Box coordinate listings
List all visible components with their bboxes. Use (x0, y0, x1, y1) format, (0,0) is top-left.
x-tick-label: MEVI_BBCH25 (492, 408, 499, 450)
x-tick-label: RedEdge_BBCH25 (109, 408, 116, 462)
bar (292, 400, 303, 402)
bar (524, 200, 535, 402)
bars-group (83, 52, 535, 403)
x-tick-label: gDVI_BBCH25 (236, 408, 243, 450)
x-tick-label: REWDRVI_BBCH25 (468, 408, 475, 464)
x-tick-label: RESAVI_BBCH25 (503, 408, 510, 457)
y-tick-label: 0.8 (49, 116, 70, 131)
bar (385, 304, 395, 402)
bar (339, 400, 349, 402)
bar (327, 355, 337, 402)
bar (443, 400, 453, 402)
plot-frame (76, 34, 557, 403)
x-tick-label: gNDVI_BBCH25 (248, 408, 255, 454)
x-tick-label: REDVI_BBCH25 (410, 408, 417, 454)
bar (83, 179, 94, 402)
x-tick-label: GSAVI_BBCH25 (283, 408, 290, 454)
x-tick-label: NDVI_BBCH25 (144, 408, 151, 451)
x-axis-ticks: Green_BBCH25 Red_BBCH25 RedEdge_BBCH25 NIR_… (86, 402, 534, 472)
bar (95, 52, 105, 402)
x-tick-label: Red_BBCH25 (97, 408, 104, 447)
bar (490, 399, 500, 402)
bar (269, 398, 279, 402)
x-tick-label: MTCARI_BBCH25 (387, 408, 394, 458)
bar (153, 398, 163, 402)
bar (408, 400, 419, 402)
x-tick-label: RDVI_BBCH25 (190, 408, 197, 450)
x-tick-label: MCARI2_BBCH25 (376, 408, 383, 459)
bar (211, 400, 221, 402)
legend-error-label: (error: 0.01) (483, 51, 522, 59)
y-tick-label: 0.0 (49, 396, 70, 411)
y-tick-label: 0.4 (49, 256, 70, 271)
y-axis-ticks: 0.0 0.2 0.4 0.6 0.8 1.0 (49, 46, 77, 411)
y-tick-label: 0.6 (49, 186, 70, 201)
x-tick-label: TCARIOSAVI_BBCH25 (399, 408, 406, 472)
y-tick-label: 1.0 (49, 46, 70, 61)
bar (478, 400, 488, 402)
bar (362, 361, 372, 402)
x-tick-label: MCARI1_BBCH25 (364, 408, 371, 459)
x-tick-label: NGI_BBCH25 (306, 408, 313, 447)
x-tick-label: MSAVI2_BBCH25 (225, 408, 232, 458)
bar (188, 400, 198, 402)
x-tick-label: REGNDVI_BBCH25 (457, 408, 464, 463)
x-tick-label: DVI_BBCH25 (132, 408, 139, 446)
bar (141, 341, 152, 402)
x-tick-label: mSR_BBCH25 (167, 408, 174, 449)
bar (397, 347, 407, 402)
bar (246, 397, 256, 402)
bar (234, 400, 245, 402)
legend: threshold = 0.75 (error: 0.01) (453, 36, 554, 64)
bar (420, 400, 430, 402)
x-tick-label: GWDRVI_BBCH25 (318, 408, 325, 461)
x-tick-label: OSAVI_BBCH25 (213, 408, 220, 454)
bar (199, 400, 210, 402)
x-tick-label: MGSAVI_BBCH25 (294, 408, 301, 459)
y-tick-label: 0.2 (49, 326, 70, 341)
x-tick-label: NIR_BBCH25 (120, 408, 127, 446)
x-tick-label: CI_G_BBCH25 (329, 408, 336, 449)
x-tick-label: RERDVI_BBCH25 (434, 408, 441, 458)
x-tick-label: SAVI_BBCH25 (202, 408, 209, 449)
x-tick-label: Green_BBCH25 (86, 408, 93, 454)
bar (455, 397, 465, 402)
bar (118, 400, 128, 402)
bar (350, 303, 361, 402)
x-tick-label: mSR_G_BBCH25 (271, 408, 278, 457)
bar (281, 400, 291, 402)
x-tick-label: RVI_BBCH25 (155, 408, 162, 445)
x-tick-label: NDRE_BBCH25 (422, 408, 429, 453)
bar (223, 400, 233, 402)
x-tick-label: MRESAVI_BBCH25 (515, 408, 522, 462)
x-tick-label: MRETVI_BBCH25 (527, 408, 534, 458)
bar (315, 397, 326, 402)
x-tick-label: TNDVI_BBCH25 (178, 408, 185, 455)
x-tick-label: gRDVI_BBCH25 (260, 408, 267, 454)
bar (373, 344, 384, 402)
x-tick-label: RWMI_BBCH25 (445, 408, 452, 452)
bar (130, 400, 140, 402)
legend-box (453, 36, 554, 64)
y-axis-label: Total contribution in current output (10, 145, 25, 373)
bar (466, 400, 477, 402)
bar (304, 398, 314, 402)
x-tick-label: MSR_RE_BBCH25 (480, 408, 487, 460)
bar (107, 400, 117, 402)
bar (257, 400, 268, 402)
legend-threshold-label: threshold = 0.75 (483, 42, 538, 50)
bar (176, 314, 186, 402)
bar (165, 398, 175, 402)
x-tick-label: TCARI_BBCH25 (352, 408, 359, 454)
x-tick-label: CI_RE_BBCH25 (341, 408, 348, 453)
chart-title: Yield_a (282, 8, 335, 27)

> [EXERCISE GOAL]: Can you copy out the data above word for word, keeping every line in its original order?

> [RESPONSE TO THIS EXERCISE]:
List all visible components with their bboxes. Use (x0, y0, x1, y1) format, (0,0) is top-left.
x-tick-label: MEVI_BBCH25 (492, 408, 499, 450)
x-tick-label: RedEdge_BBCH25 (109, 408, 116, 462)
bar (292, 400, 303, 402)
bar (524, 200, 535, 402)
bars-group (83, 52, 535, 403)
x-tick-label: gDVI_BBCH25 (236, 408, 243, 450)
x-tick-label: REWDRVI_BBCH25 (468, 408, 475, 464)
x-tick-label: RESAVI_BBCH25 (503, 408, 510, 457)
y-tick-label: 0.8 (49, 116, 70, 131)
bar (385, 304, 395, 402)
bar (339, 400, 349, 402)
bar (327, 355, 337, 402)
bar (443, 400, 453, 402)
plot-frame (76, 34, 557, 403)
x-tick-label: gNDVI_BBCH25 (248, 408, 255, 454)
x-tick-label: REDVI_BBCH25 (410, 408, 417, 454)
bar (83, 179, 94, 402)
x-tick-label: GSAVI_BBCH25 (283, 408, 290, 454)
x-tick-label: NDVI_BBCH25 (144, 408, 151, 451)
x-axis-ticks: Green_BBCH25 Red_BBCH25 RedEdge_BBCH25 NIR_… (86, 402, 534, 472)
bar (95, 52, 105, 402)
x-tick-label: Red_BBCH25 (97, 408, 104, 447)
bar (490, 399, 500, 402)
bar (269, 398, 279, 402)
x-tick-label: MTCARI_BBCH25 (387, 408, 394, 458)
bar (153, 398, 163, 402)
bar (408, 400, 419, 402)
x-tick-label: RDVI_BBCH25 (190, 408, 197, 450)
x-tick-label: MCARI2_BBCH25 (376, 408, 383, 459)
bar (211, 400, 221, 402)
legend-error-label: (error: 0.01) (483, 51, 522, 59)
y-tick-label: 0.0 (49, 396, 70, 411)
y-tick-label: 0.4 (49, 256, 70, 271)
y-axis-ticks: 0.0 0.2 0.4 0.6 0.8 1.0 (49, 46, 77, 411)
y-tick-label: 0.6 (49, 186, 70, 201)
x-tick-label: TCARIOSAVI_BBCH25 (399, 408, 406, 472)
y-tick-label: 1.0 (49, 46, 70, 61)
bar (478, 400, 488, 402)
bar (362, 361, 372, 402)
x-tick-label: MCARI1_BBCH25 (364, 408, 371, 459)
x-tick-label: NGI_BBCH25 (306, 408, 313, 447)
x-tick-label: MSAVI2_BBCH25 (225, 408, 232, 458)
bar (188, 400, 198, 402)
x-tick-label: REGNDVI_BBCH25 (457, 408, 464, 463)
x-tick-label: DVI_BBCH25 (132, 408, 139, 446)
bar (141, 341, 152, 402)
x-tick-label: mSR_BBCH25 (167, 408, 174, 449)
bar (397, 347, 407, 402)
bar (246, 397, 256, 402)
bar (234, 400, 245, 402)
legend: threshold = 0.75 (error: 0.01) (453, 36, 554, 64)
bar (420, 400, 430, 402)
x-tick-label: GWDRVI_BBCH25 (318, 408, 325, 461)
x-tick-label: OSAVI_BBCH25 (213, 408, 220, 454)
bar (199, 400, 210, 402)
x-tick-label: MGSAVI_BBCH25 (294, 408, 301, 459)
y-tick-label: 0.2 (49, 326, 70, 341)
x-tick-label: NIR_BBCH25 (120, 408, 127, 446)
x-tick-label: CI_G_BBCH25 (329, 408, 336, 449)
x-tick-label: RERDVI_BBCH25 (434, 408, 441, 458)
x-tick-label: SAVI_BBCH25 (202, 408, 209, 449)
x-tick-label: Green_BBCH25 (86, 408, 93, 454)
bar (455, 397, 465, 402)
bar (118, 400, 128, 402)
bar (350, 303, 361, 402)
x-tick-label: mSR_G_BBCH25 (271, 408, 278, 457)
bar (281, 400, 291, 402)
x-tick-label: RVI_BBCH25 (155, 408, 162, 445)
x-tick-label: NDRE_BBCH25 (422, 408, 429, 453)
bar (223, 400, 233, 402)
x-tick-label: MRESAVI_BBCH25 (515, 408, 522, 462)
x-tick-label: MRETVI_BBCH25 (527, 408, 534, 458)
bar (315, 397, 326, 402)
x-tick-label: TNDVI_BBCH25 (178, 408, 185, 455)
x-tick-label: gRDVI_BBCH25 (260, 408, 267, 454)
bar (373, 344, 384, 402)
x-tick-label: RWMI_BBCH25 (445, 408, 452, 452)
bar (130, 400, 140, 402)
legend-box (453, 36, 554, 64)
y-axis-label: Total contribution in current output (10, 145, 25, 373)
bar (466, 400, 477, 402)
bar (304, 398, 314, 402)
x-tick-label: MSR_RE_BBCH25 (480, 408, 487, 460)
bar (107, 400, 117, 402)
bar (257, 400, 268, 402)
legend-threshold-label: threshold = 0.75 (483, 42, 538, 50)
bar (176, 314, 186, 402)
bar (165, 398, 175, 402)
x-tick-label: TCARI_BBCH25 (352, 408, 359, 454)
x-tick-label: CI_RE_BBCH25 (341, 408, 348, 453)
chart-title: Yield_a (282, 8, 335, 27)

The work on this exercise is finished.